[Text extract]

"""

More, and very important, stuff:
SHAPIRO: I guess one question is, if these pastors are the voices of authority within the church community, why aren’t they able to talk their parishioners out of this false belief?
BEATY: The pastors that I spoke with talked about a crisis of authority that they feel acutely as spiritual leaders. They perceive that we’re in this time when traditional forms of credibility, of verifying truth, of looking at authoritative figures as holding truth – we’re in a time when there’s a lot of mistrust of traditional sources of authority and truth. And they feel that themselves as church leaders. So they’re concerned that if they try to take on QAnon directly and speak truth instead of falsehood, that they just – they won’t be trusted. They won’t be believed.
And, also, if they try to point their church members to credible news sources, to mainstream media, that none of that will come through because, of course, according to the QAnon conspiracy theory, the mainstream media is part of the cover-up. So I think a lot of the pastors felt that their hands are tied in this time, and they’re concerned that members of their church are not only accepting falsehood and kind of believing in these falsehoods but also spreading falsehood to other people in the church. And that’s especially problematic when QAnon is being espoused by other pastors in a denomination or by leaders in a particular church.

"""

[Given request 1] In the interview excerpt on pastors and QAnon, why do the pastors expect that directing church members to mainstream news sources will not work?
[Given request 2] Write out the passage of the interview excerpt starting at "BEATY: The pastors" and ending at "won’t be believed.".

[Dataset excerpts]
"""

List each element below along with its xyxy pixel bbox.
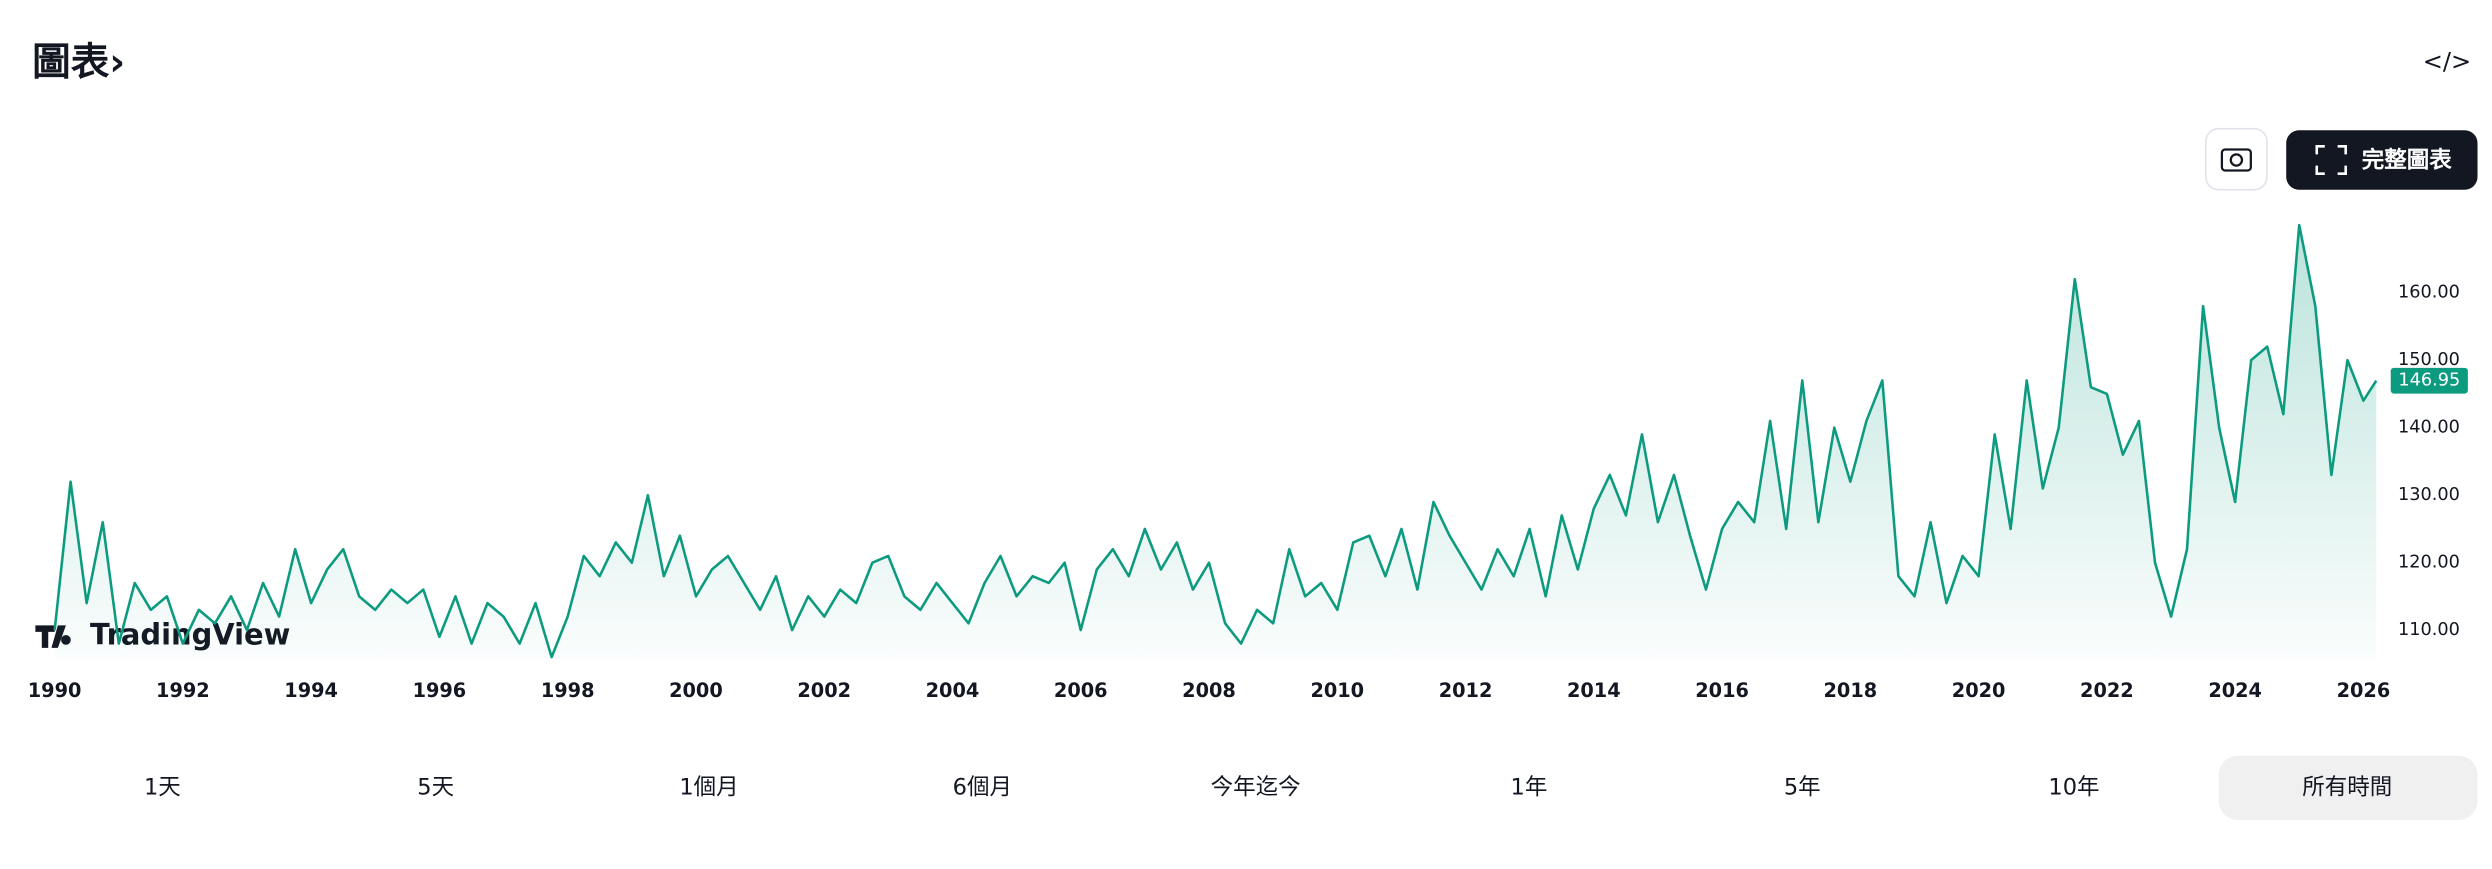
range-button[interactable]: 所有時間	[2302, 774, 2392, 800]
y-tick-label: 120.00	[2398, 553, 2460, 573]
active-range-bg[interactable]	[2218, 755, 2478, 820]
last-price-badge	[2390, 367, 2468, 394]
x-tick-label: 1992	[156, 679, 210, 702]
x-tick-label: 2024	[2208, 679, 2262, 702]
y-tick-label: 150.00	[2398, 350, 2460, 370]
range-button[interactable]: 6個月	[953, 774, 1012, 800]
x-tick-label: 2002	[797, 679, 851, 702]
camera-button[interactable]	[2205, 127, 2268, 191]
expand-icon	[2315, 145, 2347, 175]
camera-body	[2220, 148, 2252, 172]
range-button[interactable]: 5年	[1784, 774, 1821, 800]
camera-frame[interactable]	[2205, 127, 2268, 191]
x-tick-label: 1990	[28, 679, 82, 702]
range-button[interactable]: 1天	[144, 774, 181, 800]
x-tick-label: 2000	[669, 679, 723, 702]
range-button[interactable]: 今年迄今	[1211, 774, 1301, 800]
x-tick-label: 1996	[413, 679, 467, 702]
camera-lens	[2229, 153, 2244, 167]
range-button[interactable]: 10年	[2048, 774, 2099, 800]
x-tick-label: 2012	[1439, 679, 1493, 702]
x-tick-label: 2018	[1824, 679, 1878, 702]
y-tick-label: 130.00	[2398, 485, 2460, 505]
x-tick-label: 2010	[1310, 679, 1364, 702]
x-tick-label: 2022	[2080, 679, 2134, 702]
range-button[interactable]: 1年	[1511, 774, 1548, 800]
page-title[interactable]: 圖表›	[32, 40, 125, 85]
full-chart-bg[interactable]	[2286, 130, 2478, 190]
price-line	[53, 223, 2378, 659]
x-tick-label: 2014	[1567, 679, 1621, 702]
last-price-label: 146.95	[2398, 371, 2460, 391]
y-tick-label: 140.00	[2398, 418, 2460, 438]
x-tick-label: 2026	[2337, 679, 2391, 702]
x-tick-label: 2006	[1054, 679, 1108, 702]
range-button[interactable]: 5天	[417, 774, 454, 800]
x-tick-label: 1998	[541, 679, 595, 702]
y-tick-label: 160.00	[2398, 283, 2460, 303]
full-chart-button[interactable]: 完整圖表	[2286, 130, 2478, 190]
x-tick-label: 2004	[926, 679, 980, 702]
y-tick-label: 110.00	[2398, 620, 2460, 640]
embed-icon[interactable]: </>	[2423, 48, 2472, 76]
x-tick-label: 2020	[1952, 679, 2006, 702]
x-tick-label: 1994	[284, 679, 338, 702]
area-fill	[54, 225, 2377, 660]
x-tick-label: 2008	[1182, 679, 1236, 702]
full-chart-label[interactable]: 完整圖表	[2362, 146, 2453, 173]
x-tick-label: 2016	[1695, 679, 1749, 702]
range-button[interactable]: 1個月	[679, 774, 738, 800]
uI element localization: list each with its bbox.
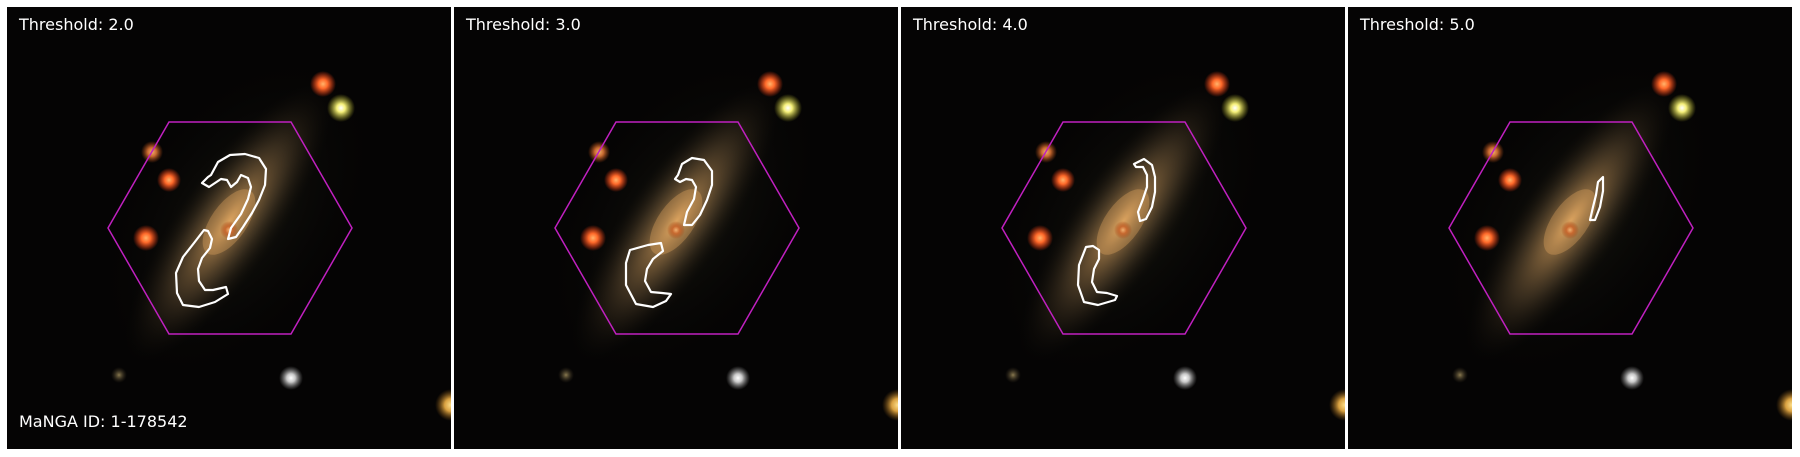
contour-lower [1076,244,1119,307]
galaxy-image-4 [1364,7,1792,449]
panel-title: Threshold: 3.0 [466,15,581,34]
contour-lower [174,228,230,309]
ifu-hexagon [1001,121,1247,335]
galaxy-image-3 [917,7,1345,449]
panel-title: Threshold: 5.0 [1360,15,1475,34]
threshold-panel-4: Threshold: 5.0 [1348,7,1792,449]
panel-title: Threshold: 2.0 [19,15,134,34]
ifu-hexagon [554,121,800,335]
contour-upper [200,152,268,241]
panel-title: Threshold: 4.0 [913,15,1028,34]
galaxy-image-1 [23,7,451,449]
contour-upper [673,156,714,227]
contour-upper [1132,157,1157,223]
contour-lower [624,241,673,309]
ifu-hexagon [107,121,353,335]
manga-id-label: MaNGA ID: 1-178542 [19,412,188,431]
galaxy-image-2 [470,7,898,449]
contour-core [1588,175,1605,222]
threshold-panel-2: Threshold: 3.0 [454,7,898,449]
threshold-panel-3: Threshold: 4.0 [901,7,1345,449]
threshold-panel-1: Threshold: 2.0 MaNGA ID: 1-178542 [7,7,451,449]
ifu-hexagon [1448,121,1694,335]
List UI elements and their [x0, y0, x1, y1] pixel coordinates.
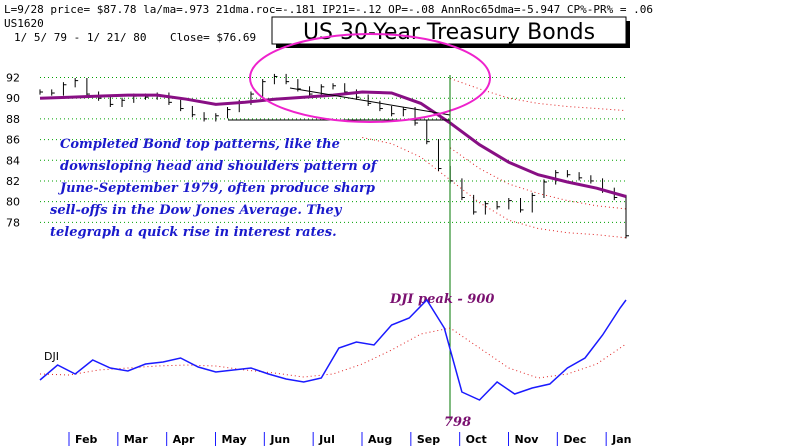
header-symbol: US1620	[4, 17, 44, 30]
bond-y-tick-label: 84	[6, 154, 20, 167]
chart-title: US 30-Year Treasury Bonds	[303, 20, 595, 45]
bond-price-bar	[273, 73, 278, 85]
bond-price-bar	[520, 198, 524, 213]
chart-title-box: US 30-Year Treasury Bonds	[271, 16, 630, 48]
bond-y-tick-label: 86	[6, 134, 20, 147]
bond-y-tick-label: 80	[6, 196, 20, 209]
bond-price-bar	[109, 95, 114, 107]
month-label: Mar	[124, 433, 148, 446]
month-label: Oct	[466, 433, 487, 446]
bond-price-bar	[484, 201, 489, 215]
dji-peak-label: DJI peak - 900	[389, 292, 494, 307]
bond-price-bar	[39, 89, 43, 95]
bond-price-bar	[555, 170, 559, 185]
annotation-line-2: downsloping head and shoulders pattern o…	[60, 159, 379, 174]
month-label: Feb	[75, 433, 98, 446]
dji-line	[39, 298, 627, 401]
annotation-line-4: sell-offs in the Dow Jones Average. They	[50, 203, 343, 218]
dji-low-label: 798	[444, 415, 471, 430]
dji-index-line	[39, 298, 627, 401]
annotation-line-1: Completed Bond top patterns, like the	[60, 137, 340, 152]
month-label: May	[222, 433, 247, 446]
bond-price-bar	[590, 175, 594, 184]
month-label: Nov	[515, 433, 540, 446]
bond-price-bar	[227, 106, 231, 119]
bond-y-tick-label: 90	[6, 92, 20, 105]
bond-price-bar	[402, 106, 407, 117]
bond-price-bar	[121, 97, 126, 107]
bond-price-bar	[191, 105, 196, 118]
bond-price-bar	[414, 106, 419, 126]
dji-moving-average	[39, 327, 627, 379]
month-label: Aug	[368, 433, 392, 446]
bond-price-bar	[262, 79, 266, 97]
month-label: Dec	[563, 433, 586, 446]
month-label: Jan	[611, 433, 631, 446]
bond-y-tick-label: 78	[6, 216, 20, 229]
annotation-line-5: telegraph a quick rise in interest rates…	[50, 225, 337, 240]
annotation-text: Completed Bond top patterns, like the do…	[50, 137, 379, 240]
bond-y-tick-label: 92	[6, 72, 20, 85]
bond-price-bar	[203, 112, 208, 122]
bond-price-bar	[496, 201, 501, 210]
bond-price-bar	[543, 179, 547, 199]
bond-price-bar	[461, 178, 465, 201]
pattern-highlight-ellipse	[249, 33, 491, 123]
bond-gridlines	[40, 77, 626, 223]
month-label: Jul	[318, 433, 335, 446]
bond-price-bar	[62, 82, 67, 96]
month-label: Sep	[417, 433, 440, 446]
bond-price-bar	[367, 94, 372, 106]
bond-price-bar	[625, 194, 629, 239]
dji-ma-line	[39, 327, 627, 379]
header-close: Close= $76.69	[170, 31, 256, 44]
bond-price-bar	[426, 120, 430, 145]
header-stats: L=9/28 price= $87.78 la/ma=.973 21dma.ro…	[4, 3, 653, 16]
bond-price-bar	[215, 113, 219, 122]
bond-price-bar	[566, 170, 571, 178]
bond-price-bar	[531, 192, 536, 213]
bond-y-tick-label: 88	[6, 113, 20, 126]
month-label: Jun	[269, 433, 290, 446]
bond-price-bar	[74, 78, 79, 88]
bond-price-bar	[473, 194, 477, 215]
bond-price-bar	[332, 83, 336, 90]
bond-price-bar	[86, 78, 90, 97]
month-axis: Feb Mar Apr May Jun Jul Aug Sep Oct Nov Dec Jan	[68, 432, 632, 446]
bond-price-bar	[51, 89, 55, 96]
header-date-range: 1/ 5/ 79 - 1/ 21/ 80	[14, 31, 146, 44]
bond-price-bar	[379, 100, 383, 112]
bond-price-bar	[437, 139, 442, 172]
bond-price-bar	[391, 105, 395, 117]
annotation-line-3: June-September 1979, often produce sharp	[57, 181, 375, 196]
bond-price-bar	[168, 92, 172, 105]
month-label: Apr	[173, 433, 195, 446]
bond-price-bar	[285, 73, 290, 85]
dji-label: DJI	[44, 350, 59, 363]
bond-price-bar	[578, 172, 583, 181]
bond-y-tick-label: 82	[6, 175, 20, 188]
bond-price-bar	[180, 99, 184, 112]
bond-y-axis: 92 90 88 86 84 82 80 78	[6, 72, 20, 230]
bond-price-bar	[508, 198, 512, 210]
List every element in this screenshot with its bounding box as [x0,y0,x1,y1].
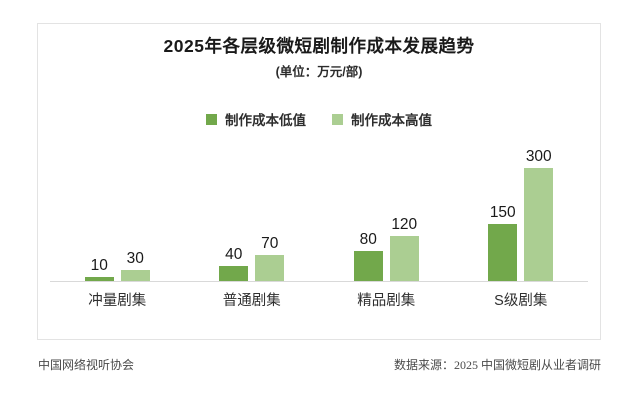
legend-label: 制作成本高值 [351,113,432,128]
bar [524,168,554,281]
bar [255,255,285,281]
legend-item-0: 制作成本低值 [206,109,306,129]
bar-value-label: 40 [225,245,243,263]
footer: 中国网络视听协会 数据来源：2025 中国微短剧从业者调研 [38,356,601,373]
bar [488,224,518,281]
bar [219,266,249,281]
chart-title: 2025年各层级微短剧制作成本发展趋势 [163,36,475,56]
chart-card: 2025年各层级微短剧制作成本发展趋势 (单位：万元/部) 制作成本低值 制作成本… [37,23,601,340]
bar-wrap: 70 [255,234,285,281]
bar-wrap: 10 [84,256,114,281]
bar [84,277,114,281]
bar [353,251,383,281]
bar-value-label: 300 [525,147,552,165]
legend: 制作成本低值 制作成本高值 [38,109,600,129]
bar-wrap: 80 [353,230,383,281]
bar-wrap: 300 [524,147,554,281]
bar-value-label: 150 [489,203,516,221]
bar-wrap: 30 [120,249,150,281]
legend-label: 制作成本低值 [225,113,306,128]
category-label: 普通剧集 [222,293,281,309]
bar-chart: 10 30 40 70 80 120 150 300 冲量剧集 普通剧集 精品剧集 S级剧集 [50,147,588,310]
bar [120,270,150,281]
category-axis: 冲量剧集 普通剧集 精品剧集 S级剧集 [50,289,588,310]
bar-group: 10 30 [84,249,150,281]
chart-unit-subtitle: (单位：万元/部) [275,65,363,79]
footer-data-source: 数据来源：2025 中国微短剧从业者调研 [393,358,601,372]
bar-group: 150 300 [488,147,554,281]
bar-value-label: 10 [90,256,108,274]
category-label: 精品剧集 [357,293,416,309]
legend-swatch-icon [332,113,343,125]
plot-area: 10 30 40 70 80 120 150 300 [50,147,588,282]
footer-publisher: 中国网络视听协会 [38,358,135,372]
bar-value-label: 30 [126,249,144,267]
bar-group: 40 70 [219,234,285,281]
bar [389,236,419,281]
bar-value-label: 80 [359,230,377,248]
bar-value-label: 120 [391,215,418,233]
bar-wrap: 120 [389,215,419,281]
legend-item-1: 制作成本高值 [332,109,432,129]
category-label: 冲量剧集 [88,293,147,309]
category-label: S级剧集 [494,293,548,309]
bar-wrap: 150 [488,203,518,281]
bar-value-label: 70 [261,234,279,252]
bar-wrap: 40 [219,245,249,281]
legend-swatch-icon [206,113,217,125]
bar-group: 80 120 [353,215,419,281]
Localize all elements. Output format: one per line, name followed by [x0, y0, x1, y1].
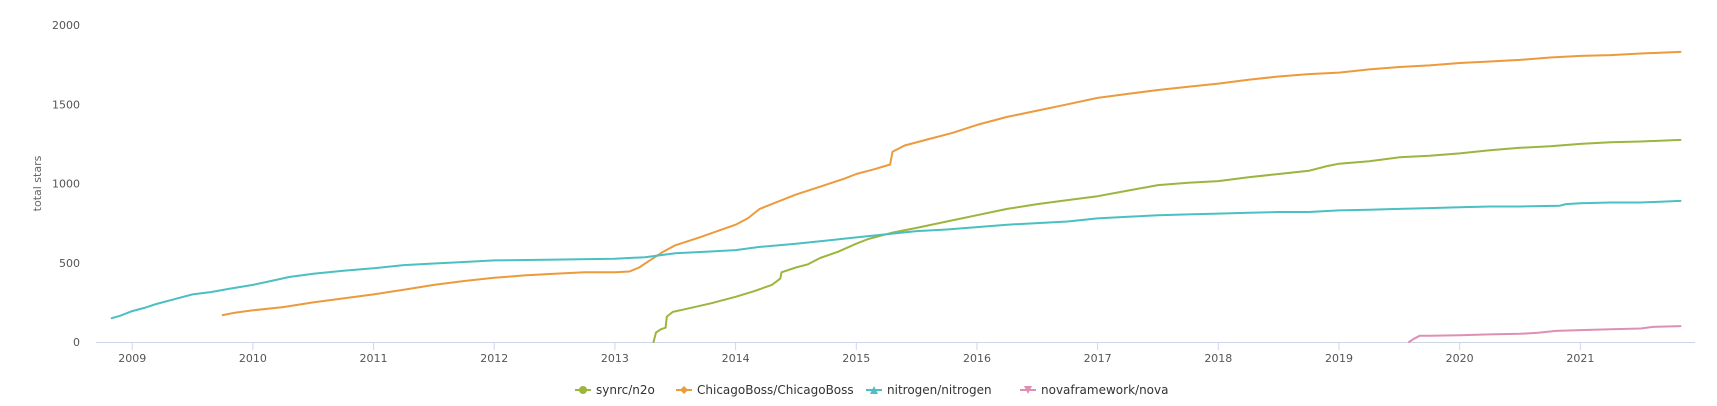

"""

[Answer 1] They expect it to fail because, according to the QAnon conspiracy theory, the mainstream media is part of the cover-up, so nothing from those sources will come through to believers. That adds to the crisis of authority the pastors already feel, in which traditional sources of truth are widely mistrusted.

[Answer 2]
BEATY: The pastors that I spoke with talked about a crisis of authority that they feel acutely as spiritual leaders. They perceive that we’re in this time when traditional forms of credibility, of verifying truth, of looking at authoritative figures as holding truth – we’re in a time when there’s a lot of mistrust of traditional sources of authority and truth. And they feel that themselves as church leaders. So they’re concerned that if they try to take on QAnon directly and speak truth instead of falsehood, that they just – they won’t be trusted. They won’t be believed.